◆ **Listed entries**:
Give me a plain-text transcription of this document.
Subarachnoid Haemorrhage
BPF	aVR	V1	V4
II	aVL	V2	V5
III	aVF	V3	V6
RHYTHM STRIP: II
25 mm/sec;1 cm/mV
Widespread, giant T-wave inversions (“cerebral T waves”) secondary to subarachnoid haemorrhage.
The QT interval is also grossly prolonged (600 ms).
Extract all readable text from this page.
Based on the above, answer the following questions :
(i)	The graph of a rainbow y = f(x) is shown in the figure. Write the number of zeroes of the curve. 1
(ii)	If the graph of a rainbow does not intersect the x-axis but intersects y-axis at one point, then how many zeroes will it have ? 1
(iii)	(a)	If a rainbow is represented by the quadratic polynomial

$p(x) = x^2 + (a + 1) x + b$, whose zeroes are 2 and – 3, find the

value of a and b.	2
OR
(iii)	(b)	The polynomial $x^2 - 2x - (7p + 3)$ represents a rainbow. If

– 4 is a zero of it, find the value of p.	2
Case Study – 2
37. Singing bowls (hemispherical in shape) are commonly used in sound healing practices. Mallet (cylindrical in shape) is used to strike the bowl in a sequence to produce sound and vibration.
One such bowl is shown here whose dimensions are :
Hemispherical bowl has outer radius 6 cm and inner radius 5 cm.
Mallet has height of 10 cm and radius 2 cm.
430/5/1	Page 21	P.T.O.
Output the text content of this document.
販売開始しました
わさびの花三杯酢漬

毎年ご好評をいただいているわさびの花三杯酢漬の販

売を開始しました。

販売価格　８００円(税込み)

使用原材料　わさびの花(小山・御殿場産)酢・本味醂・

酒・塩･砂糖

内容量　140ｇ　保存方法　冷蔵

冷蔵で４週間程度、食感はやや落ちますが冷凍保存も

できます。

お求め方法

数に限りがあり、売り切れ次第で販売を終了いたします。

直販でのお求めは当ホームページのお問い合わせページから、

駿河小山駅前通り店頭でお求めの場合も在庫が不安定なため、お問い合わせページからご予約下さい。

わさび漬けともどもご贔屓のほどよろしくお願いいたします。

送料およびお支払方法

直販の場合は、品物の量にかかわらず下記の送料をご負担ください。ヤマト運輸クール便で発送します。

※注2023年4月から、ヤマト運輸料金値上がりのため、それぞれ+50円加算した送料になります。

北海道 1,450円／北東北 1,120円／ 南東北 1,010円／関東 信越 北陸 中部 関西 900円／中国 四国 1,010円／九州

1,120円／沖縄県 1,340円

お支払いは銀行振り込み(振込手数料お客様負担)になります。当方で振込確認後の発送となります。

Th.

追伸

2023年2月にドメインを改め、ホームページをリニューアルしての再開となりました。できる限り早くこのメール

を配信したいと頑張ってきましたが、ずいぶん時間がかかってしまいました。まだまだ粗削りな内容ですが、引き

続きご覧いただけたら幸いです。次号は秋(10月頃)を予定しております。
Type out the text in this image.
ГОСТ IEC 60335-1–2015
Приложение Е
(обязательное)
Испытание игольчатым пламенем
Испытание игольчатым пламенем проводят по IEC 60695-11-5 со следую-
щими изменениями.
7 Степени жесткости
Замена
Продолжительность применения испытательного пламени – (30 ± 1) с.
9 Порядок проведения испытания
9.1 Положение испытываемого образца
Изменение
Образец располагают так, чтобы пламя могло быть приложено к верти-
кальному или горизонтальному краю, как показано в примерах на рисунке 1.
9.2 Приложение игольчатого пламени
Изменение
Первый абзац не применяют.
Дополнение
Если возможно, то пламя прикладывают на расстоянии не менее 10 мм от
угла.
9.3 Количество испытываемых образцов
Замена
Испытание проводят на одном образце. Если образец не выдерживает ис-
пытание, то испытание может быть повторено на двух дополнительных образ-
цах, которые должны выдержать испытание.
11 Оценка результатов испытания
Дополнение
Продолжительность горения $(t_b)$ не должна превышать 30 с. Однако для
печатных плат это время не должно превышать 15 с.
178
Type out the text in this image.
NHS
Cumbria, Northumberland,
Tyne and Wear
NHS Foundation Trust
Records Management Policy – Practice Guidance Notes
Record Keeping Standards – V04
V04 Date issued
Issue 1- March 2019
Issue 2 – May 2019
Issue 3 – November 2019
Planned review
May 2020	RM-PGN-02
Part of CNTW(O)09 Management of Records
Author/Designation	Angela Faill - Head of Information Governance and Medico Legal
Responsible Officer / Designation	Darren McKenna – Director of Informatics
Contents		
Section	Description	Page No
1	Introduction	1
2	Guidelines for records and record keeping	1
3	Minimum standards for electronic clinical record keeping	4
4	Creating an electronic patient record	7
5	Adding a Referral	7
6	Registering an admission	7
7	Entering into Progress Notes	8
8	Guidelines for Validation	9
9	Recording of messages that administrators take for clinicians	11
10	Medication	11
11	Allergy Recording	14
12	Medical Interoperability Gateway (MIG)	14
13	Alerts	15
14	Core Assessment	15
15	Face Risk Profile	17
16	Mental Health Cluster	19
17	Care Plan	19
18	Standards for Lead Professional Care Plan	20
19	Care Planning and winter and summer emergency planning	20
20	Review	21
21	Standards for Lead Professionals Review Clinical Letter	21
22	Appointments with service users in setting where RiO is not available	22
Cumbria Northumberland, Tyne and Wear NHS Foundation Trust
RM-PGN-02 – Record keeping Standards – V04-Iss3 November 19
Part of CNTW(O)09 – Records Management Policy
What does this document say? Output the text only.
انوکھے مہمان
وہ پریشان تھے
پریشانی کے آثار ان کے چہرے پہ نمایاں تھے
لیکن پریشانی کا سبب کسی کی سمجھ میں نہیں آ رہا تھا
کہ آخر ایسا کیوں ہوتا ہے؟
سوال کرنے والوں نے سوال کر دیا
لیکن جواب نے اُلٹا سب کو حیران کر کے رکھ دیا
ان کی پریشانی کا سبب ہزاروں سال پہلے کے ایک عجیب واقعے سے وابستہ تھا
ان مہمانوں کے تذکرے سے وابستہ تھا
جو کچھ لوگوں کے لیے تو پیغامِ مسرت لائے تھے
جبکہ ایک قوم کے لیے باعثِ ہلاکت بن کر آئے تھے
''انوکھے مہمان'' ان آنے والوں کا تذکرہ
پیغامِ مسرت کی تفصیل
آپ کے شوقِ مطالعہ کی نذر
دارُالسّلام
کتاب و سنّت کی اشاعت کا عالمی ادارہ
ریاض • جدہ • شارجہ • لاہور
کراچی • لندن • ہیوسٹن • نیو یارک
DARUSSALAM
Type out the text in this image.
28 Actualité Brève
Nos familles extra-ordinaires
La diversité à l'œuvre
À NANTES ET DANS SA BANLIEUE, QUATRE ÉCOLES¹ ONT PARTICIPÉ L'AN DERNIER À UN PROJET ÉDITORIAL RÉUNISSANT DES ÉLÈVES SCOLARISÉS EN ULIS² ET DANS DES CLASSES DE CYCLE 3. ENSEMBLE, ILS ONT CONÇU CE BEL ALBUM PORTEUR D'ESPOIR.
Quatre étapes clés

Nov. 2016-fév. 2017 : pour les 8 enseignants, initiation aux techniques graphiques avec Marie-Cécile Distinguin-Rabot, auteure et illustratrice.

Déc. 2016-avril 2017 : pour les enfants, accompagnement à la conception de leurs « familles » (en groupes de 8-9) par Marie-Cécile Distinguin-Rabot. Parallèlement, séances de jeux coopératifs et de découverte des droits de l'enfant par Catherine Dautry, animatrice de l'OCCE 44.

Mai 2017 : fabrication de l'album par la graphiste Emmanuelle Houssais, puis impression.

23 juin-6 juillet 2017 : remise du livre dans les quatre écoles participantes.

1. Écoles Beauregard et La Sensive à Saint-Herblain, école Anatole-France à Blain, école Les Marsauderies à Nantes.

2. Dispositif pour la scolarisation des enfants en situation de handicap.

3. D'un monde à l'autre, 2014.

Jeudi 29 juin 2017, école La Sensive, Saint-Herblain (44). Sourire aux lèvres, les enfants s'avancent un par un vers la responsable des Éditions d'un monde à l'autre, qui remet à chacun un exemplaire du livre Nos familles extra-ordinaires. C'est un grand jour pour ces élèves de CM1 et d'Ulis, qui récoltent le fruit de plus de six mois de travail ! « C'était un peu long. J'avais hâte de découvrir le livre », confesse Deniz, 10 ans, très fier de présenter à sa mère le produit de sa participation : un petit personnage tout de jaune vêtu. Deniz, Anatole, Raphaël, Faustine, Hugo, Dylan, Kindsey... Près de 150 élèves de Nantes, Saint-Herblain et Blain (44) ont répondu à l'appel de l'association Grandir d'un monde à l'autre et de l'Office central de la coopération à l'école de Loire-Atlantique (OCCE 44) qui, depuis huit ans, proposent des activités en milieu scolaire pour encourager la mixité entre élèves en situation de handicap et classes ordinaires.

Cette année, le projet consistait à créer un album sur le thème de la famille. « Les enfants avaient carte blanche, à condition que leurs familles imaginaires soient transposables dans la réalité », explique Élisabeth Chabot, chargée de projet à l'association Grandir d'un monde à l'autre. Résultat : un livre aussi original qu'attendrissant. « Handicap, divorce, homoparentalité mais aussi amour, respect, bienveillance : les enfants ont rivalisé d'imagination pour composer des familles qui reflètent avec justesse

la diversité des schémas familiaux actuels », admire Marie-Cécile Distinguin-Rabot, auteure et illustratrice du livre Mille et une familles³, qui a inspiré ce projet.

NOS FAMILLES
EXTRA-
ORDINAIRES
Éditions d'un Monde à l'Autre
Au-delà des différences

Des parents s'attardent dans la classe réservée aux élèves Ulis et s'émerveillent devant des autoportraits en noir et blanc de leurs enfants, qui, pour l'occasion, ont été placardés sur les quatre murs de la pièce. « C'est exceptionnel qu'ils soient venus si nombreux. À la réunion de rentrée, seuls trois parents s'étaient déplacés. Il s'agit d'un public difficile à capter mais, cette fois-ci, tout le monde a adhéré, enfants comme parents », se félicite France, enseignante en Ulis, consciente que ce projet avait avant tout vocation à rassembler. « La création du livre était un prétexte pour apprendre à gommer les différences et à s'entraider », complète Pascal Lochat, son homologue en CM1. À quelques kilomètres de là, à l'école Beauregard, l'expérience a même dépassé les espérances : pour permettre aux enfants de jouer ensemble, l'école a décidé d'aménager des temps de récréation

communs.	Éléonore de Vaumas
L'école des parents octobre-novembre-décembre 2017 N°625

◆ **What is required**:
From the listing, copy each line containing the word "Продолжительность".

◆ **Expected answer**:
Продолжительность применения испытательного пламени – (30 ± 1) с.
Продолжительность горения $(t_b)$ не должна превышать 30 с. Однако для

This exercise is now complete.